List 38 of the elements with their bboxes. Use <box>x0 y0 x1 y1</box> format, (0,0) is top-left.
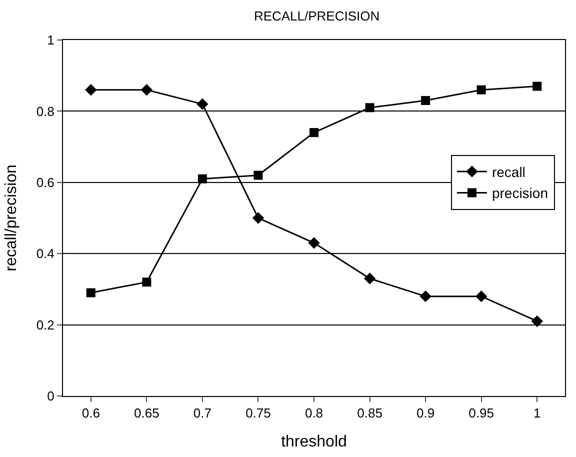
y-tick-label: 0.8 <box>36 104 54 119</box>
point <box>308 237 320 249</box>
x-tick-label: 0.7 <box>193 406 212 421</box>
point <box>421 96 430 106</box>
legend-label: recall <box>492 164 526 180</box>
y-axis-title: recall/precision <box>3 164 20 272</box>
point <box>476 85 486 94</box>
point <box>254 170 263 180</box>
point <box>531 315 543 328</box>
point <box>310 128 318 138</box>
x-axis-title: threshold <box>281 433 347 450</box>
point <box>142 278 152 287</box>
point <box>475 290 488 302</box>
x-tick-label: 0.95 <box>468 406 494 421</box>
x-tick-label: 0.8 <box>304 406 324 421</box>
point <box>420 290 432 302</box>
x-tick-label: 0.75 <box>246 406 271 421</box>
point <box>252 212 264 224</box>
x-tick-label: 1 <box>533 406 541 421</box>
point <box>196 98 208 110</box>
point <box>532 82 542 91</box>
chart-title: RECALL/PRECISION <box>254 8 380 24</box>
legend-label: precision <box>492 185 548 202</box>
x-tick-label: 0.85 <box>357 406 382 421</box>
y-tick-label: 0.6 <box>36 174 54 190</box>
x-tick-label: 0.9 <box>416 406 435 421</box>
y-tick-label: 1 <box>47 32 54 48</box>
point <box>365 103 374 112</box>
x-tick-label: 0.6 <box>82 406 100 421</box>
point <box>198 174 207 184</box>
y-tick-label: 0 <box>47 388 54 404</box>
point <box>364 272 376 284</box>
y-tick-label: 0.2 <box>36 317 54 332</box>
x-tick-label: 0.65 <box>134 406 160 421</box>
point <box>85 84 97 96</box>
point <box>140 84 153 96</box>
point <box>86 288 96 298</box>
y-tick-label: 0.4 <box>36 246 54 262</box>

----

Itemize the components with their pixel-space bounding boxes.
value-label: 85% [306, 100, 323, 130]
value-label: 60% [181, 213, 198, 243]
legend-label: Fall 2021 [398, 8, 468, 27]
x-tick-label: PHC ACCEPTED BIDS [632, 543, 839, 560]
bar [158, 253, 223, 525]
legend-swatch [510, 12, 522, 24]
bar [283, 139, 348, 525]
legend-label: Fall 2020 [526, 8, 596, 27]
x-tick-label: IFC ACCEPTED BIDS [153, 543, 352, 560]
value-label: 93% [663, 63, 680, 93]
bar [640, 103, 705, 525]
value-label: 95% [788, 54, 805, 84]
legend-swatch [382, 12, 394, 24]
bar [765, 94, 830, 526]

----

Exercise objective
Can you update the records that open with the line containing "y-tick-label: 0.8 <box>36 104 54 119</box>" and close with the line containing "point <box>254 170 263 180</box>" by replacing "point" with "marker" and leaving everything else unchanged? Return only those lines.

Reply
y-tick-label: 0.8 <box>36 104 54 119</box>
marker <box>308 237 320 249</box>
x-tick-label: 0.7 <box>193 406 212 421</box>
marker <box>421 96 430 106</box>
legend-label: recall <box>492 164 526 180</box>
y-axis-title: recall/precision <box>3 164 20 272</box>
marker <box>476 85 486 94</box>
marker <box>254 170 263 180</box>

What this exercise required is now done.